_STATED GOAL:_ Take down each entry exactly as written.

_RECORD EXTRACTS:_

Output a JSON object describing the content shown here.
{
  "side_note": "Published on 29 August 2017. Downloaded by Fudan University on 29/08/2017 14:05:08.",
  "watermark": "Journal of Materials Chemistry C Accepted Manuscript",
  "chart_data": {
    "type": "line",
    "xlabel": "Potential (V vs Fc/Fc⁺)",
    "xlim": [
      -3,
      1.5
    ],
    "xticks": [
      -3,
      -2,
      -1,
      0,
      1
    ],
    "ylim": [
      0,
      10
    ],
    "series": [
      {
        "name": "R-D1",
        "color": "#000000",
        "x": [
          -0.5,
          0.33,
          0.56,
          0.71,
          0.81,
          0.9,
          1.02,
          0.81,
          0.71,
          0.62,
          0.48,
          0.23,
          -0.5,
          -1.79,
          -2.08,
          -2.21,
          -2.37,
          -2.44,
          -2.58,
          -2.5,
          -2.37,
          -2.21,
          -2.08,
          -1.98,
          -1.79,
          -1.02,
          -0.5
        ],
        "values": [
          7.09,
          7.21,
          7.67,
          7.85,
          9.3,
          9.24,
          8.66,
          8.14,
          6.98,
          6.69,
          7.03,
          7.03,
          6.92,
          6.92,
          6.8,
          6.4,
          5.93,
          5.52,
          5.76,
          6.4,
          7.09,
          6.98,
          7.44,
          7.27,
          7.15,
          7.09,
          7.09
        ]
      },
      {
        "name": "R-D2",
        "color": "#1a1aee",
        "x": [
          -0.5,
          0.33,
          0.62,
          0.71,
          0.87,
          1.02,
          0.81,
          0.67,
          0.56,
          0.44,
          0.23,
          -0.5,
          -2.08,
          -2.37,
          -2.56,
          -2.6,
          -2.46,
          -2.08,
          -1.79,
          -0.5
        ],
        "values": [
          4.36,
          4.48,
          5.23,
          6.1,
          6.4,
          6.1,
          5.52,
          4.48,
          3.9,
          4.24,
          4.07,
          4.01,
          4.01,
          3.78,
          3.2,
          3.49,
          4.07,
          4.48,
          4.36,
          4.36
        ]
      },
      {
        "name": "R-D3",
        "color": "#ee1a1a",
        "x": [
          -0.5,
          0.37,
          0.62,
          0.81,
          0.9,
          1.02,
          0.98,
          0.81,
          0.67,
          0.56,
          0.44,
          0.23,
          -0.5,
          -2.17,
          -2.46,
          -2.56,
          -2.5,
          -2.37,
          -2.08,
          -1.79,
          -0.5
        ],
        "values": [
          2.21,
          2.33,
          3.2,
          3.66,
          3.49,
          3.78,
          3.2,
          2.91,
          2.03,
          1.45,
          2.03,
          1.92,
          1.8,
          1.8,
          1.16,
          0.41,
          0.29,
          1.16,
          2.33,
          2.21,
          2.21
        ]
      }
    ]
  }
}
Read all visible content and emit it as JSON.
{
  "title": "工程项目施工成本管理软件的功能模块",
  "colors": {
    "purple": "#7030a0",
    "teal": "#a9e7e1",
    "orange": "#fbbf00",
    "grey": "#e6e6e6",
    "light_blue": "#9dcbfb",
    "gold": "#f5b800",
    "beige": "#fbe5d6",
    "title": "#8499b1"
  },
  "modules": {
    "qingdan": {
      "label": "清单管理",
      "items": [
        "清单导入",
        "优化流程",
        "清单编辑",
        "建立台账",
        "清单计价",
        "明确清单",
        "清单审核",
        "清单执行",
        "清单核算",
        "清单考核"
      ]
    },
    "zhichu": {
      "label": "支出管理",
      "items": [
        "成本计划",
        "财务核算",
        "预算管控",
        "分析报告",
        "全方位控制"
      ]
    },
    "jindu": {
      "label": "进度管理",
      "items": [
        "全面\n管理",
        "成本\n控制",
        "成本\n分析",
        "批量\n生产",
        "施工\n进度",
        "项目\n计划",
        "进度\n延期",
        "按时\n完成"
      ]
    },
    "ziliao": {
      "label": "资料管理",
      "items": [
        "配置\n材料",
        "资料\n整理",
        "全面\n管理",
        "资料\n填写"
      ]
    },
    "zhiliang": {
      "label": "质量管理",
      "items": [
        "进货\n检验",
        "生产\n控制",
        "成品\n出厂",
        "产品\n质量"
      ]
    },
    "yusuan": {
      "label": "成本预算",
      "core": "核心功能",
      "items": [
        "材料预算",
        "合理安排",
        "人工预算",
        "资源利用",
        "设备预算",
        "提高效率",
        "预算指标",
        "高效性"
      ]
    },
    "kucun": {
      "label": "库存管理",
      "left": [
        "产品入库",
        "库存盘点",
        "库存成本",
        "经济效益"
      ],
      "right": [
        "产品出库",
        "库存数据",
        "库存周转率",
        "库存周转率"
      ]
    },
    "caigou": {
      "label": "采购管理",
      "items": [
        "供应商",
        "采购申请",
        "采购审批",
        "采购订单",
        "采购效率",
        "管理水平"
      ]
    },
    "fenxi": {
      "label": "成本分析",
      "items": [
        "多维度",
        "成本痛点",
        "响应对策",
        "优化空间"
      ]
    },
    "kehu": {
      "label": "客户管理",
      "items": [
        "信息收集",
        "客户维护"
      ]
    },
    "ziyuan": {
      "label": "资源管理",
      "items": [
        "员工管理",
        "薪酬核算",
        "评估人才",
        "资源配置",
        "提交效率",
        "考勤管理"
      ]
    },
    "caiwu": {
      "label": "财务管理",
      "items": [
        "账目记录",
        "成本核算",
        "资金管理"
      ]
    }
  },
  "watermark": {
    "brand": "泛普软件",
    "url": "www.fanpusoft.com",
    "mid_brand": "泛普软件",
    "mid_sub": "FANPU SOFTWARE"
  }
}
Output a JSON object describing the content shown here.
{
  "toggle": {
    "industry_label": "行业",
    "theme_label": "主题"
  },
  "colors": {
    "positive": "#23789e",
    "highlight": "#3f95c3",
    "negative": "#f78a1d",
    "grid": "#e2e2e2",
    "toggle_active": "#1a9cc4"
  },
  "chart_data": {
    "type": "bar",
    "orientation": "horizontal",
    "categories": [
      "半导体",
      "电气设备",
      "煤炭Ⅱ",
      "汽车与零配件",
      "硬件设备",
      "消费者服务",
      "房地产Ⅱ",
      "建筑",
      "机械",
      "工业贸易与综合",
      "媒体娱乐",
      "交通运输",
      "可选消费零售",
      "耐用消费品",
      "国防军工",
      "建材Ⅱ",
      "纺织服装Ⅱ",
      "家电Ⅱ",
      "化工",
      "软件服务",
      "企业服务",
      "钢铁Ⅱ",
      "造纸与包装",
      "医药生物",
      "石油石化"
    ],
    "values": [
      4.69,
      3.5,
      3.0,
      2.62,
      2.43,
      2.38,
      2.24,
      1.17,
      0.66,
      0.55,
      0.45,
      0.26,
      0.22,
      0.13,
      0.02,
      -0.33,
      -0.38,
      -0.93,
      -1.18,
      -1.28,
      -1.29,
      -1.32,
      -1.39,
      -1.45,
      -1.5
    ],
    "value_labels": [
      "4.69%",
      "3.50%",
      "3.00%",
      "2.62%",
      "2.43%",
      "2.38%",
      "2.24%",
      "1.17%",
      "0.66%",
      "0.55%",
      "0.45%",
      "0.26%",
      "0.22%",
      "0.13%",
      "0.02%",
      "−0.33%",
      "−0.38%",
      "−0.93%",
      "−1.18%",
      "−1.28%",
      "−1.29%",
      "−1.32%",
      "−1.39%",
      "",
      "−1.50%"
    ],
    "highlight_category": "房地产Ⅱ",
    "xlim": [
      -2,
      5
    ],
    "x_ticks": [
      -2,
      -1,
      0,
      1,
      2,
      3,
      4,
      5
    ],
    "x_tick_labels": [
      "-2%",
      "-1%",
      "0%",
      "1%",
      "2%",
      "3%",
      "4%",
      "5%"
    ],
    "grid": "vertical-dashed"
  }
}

_COMPLETE ANSWER:_
Output a JSON object describing the content shown here.
{
  "side_note": "Published on 29 August 2017. Downloaded by Fudan University on 29/08/2017 14:05:08.",
  "watermark": "Journal of Materials Chemistry C Accepted Manuscript",
  "chart_data": {
    "type": "line",
    "xlabel": "Potential (V vs Fc/Fc⁺)",
    "xlim": [
      -3,
      1.5
    ],
    "xticks": [
      -3,
      -2,
      -1,
      0,
      1
    ],
    "ylim": [
      0,
      10
    ],
    "series": [
      {
        "name": "R-D1",
        "color": "#000000",
        "x": [
          -0.5,
          0.33,
          0.56,
          0.71,
          0.81,
          0.9,
          1.02,
          0.81,
          0.71,
          0.62,
          0.48,
          0.23,
          -0.5,
          -1.79,
          -2.08,
          -2.21,
          -2.37,
          -2.44,
          -2.58,
          -2.5,
          -2.37,
          -2.21,
          -2.08,
          -1.98,
          -1.79,
          -1.02,
          -0.5
        ],
        "values": [
          7.09,
          7.21,
          7.67,
          7.85,
          9.3,
          9.24,
          8.66,
          8.14,
          6.98,
          6.69,
          7.03,
          7.03,
          6.92,
          6.92,
          6.8,
          6.4,
          5.93,
          5.52,
          5.76,
          6.4,
          7.09,
          6.98,
          7.44,
          7.27,
          7.15,
          7.09,
          7.09
        ]
      },
      {
        "name": "R-D2",
        "color": "#1a1aee",
        "x": [
          -0.5,
          0.33,
          0.62,
          0.71,
          0.87,
          1.02,
          0.81,
          0.67,
          0.56,
          0.44,
          0.23,
          -0.5,
          -2.08,
          -2.37,
          -2.56,
          -2.6,
          -2.46,
          -2.08,
          -1.79,
          -0.5
        ],
        "values": [
          4.36,
          4.48,
          5.23,
          6.1,
          6.4,
          6.1,
          5.52,
          4.48,
          3.9,
          4.24,
          4.07,
          4.01,
          4.01,
          3.78,
          3.2,
          3.49,
          4.07,
          4.48,
          4.36,
          4.36
        ]
      },
      {
        "name": "R-D3",
        "color": "#ee1a1a",
        "x": [
          -0.5,
          0.37,
          0.62,
          0.81,
          0.9,
          1.02,
          0.98,
          0.81,
          0.67,
          0.56,
          0.44,
          0.23,
          -0.5,
          -2.17,
          -2.46,
          -2.56,
          -2.5,
          -2.37,
          -2.08,
          -1.79,
          -0.5
        ],
        "values": [
          2.21,
          2.33,
          3.2,
          3.66,
          3.49,
          3.78,
          3.2,
          2.91,
          2.03,
          1.45,
          2.03,
          1.92,
          1.8,
          1.8,
          1.16,
          0.41,
          0.29,
          1.16,
          2.33,
          2.21,
          2.21
        ]
      }
    ]
  }
}
Read all visible content and emit it as JSON.
{
  "title": "工程项目施工成本管理软件的功能模块",
  "colors": {
    "purple": "#7030a0",
    "teal": "#a9e7e1",
    "orange": "#fbbf00",
    "grey": "#e6e6e6",
    "light_blue": "#9dcbfb",
    "gold": "#f5b800",
    "beige": "#fbe5d6",
    "title": "#8499b1"
  },
  "modules": {
    "qingdan": {
      "label": "清单管理",
      "items": [
        "清单导入",
        "优化流程",
        "清单编辑",
        "建立台账",
        "清单计价",
        "明确清单",
        "清单审核",
        "清单执行",
        "清单核算",
        "清单考核"
      ]
    },
    "zhichu": {
      "label": "支出管理",
      "items": [
        "成本计划",
        "财务核算",
        "预算管控",
        "分析报告",
        "全方位控制"
      ]
    },
    "jindu": {
      "label": "进度管理",
      "items": [
        "全面\n管理",
        "成本\n控制",
        "成本\n分析",
        "批量\n生产",
        "施工\n进度",
        "项目\n计划",
        "进度\n延期",
        "按时\n完成"
      ]
    },
    "ziliao": {
      "label": "资料管理",
      "items": [
        "配置\n材料",
        "资料\n整理",
        "全面\n管理",
        "资料\n填写"
      ]
    },
    "zhiliang": {
      "label": "质量管理",
      "items": [
        "进货\n检验",
        "生产\n控制",
        "成品\n出厂",
        "产品\n质量"
      ]
    },
    "yusuan": {
      "label": "成本预算",
      "core": "核心功能",
      "items": [
        "材料预算",
        "合理安排",
        "人工预算",
        "资源利用",
        "设备预算",
        "提高效率",
        "预算指标",
        "高效性"
      ]
    },
    "kucun": {
      "label": "库存管理",
      "left": [
        "产品入库",
        "库存盘点",
        "库存成本",
        "经济效益"
      ],
      "right": [
        "产品出库",
        "库存数据",
        "库存周转率",
        "库存周转率"
      ]
    },
    "caigou": {
      "label": "采购管理",
      "items": [
        "供应商",
        "采购申请",
        "采购审批",
        "采购订单",
        "采购效率",
        "管理水平"
      ]
    },
    "fenxi": {
      "label": "成本分析",
      "items": [
        "多维度",
        "成本痛点",
        "响应对策",
        "优化空间"
      ]
    },
    "kehu": {
      "label": "客户管理",
      "items": [
        "信息收集",
        "客户维护"
      ]
    },
    "ziyuan": {
      "label": "资源管理",
      "items": [
        "员工管理",
        "薪酬核算",
        "评估人才",
        "资源配置",
        "提交效率",
        "考勤管理"
      ]
    },
    "caiwu": {
      "label": "财务管理",
      "items": [
        "账目记录",
        "成本核算",
        "资金管理"
      ]
    }
  },
  "watermark": {
    "brand": "泛普软件",
    "url": "www.fanpusoft.com",
    "mid_brand": "泛普软件",
    "mid_sub": "FANPU SOFTWARE"
  }
}
Output a JSON object describing the content shown here.
{
  "toggle": {
    "industry_label": "行业",
    "theme_label": "主题"
  },
  "colors": {
    "positive": "#23789e",
    "highlight": "#3f95c3",
    "negative": "#f78a1d",
    "grid": "#e2e2e2",
    "toggle_active": "#1a9cc4"
  },
  "chart_data": {
    "type": "bar",
    "orientation": "horizontal",
    "categories": [
      "半导体",
      "电气设备",
      "煤炭Ⅱ",
      "汽车与零配件",
      "硬件设备",
      "消费者服务",
      "房地产Ⅱ",
      "建筑",
      "机械",
      "工业贸易与综合",
      "媒体娱乐",
      "交通运输",
      "可选消费零售",
      "耐用消费品",
      "国防军工",
      "建材Ⅱ",
      "纺织服装Ⅱ",
      "家电Ⅱ",
      "化工",
      "软件服务",
      "企业服务",
      "钢铁Ⅱ",
      "造纸与包装",
      "医药生物",
      "石油石化"
    ],
    "values": [
      4.69,
      3.5,
      3.0,
      2.62,
      2.43,
      2.38,
      2.24,
      1.17,
      0.66,
      0.55,
      0.45,
      0.26,
      0.22,
      0.13,
      0.02,
      -0.33,
      -0.38,
      -0.93,
      -1.18,
      -1.28,
      -1.29,
      -1.32,
      -1.39,
      -1.45,
      -1.5
    ],
    "value_labels": [
      "4.69%",
      "3.50%",
      "3.00%",
      "2.62%",
      "2.43%",
      "2.38%",
      "2.24%",
      "1.17%",
      "0.66%",
      "0.55%",
      "0.45%",
      "0.26%",
      "0.22%",
      "0.13%",
      "0.02%",
      "−0.33%",
      "−0.38%",
      "−0.93%",
      "−1.18%",
      "−1.28%",
      "−1.29%",
      "−1.32%",
      "−1.39%",
      "",
      "−1.50%"
    ],
    "highlight_category": "房地产Ⅱ",
    "xlim": [
      -2,
      5
    ],
    "x_ticks": [
      -2,
      -1,
      0,
      1,
      2,
      3,
      4,
      5
    ],
    "x_tick_labels": [
      "-2%",
      "-1%",
      "0%",
      "1%",
      "2%",
      "3%",
      "4%",
      "5%"
    ],
    "grid": "vertical-dashed"
  }
}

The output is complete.